* _Provided data_:
** Begin **

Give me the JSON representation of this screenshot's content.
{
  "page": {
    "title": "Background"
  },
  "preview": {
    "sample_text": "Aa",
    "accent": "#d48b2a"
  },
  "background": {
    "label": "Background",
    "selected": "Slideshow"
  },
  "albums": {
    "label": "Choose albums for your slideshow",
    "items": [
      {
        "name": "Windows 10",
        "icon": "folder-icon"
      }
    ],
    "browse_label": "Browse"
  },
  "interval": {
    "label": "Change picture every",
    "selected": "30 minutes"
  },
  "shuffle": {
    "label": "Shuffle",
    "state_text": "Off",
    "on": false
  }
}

** End **

* _Task details_: Locate all lines in the listing above with the word "selected" and copy them.

* _Response to this exercise_:
    "selected": "Slideshow"
    "selected": "30 minutes"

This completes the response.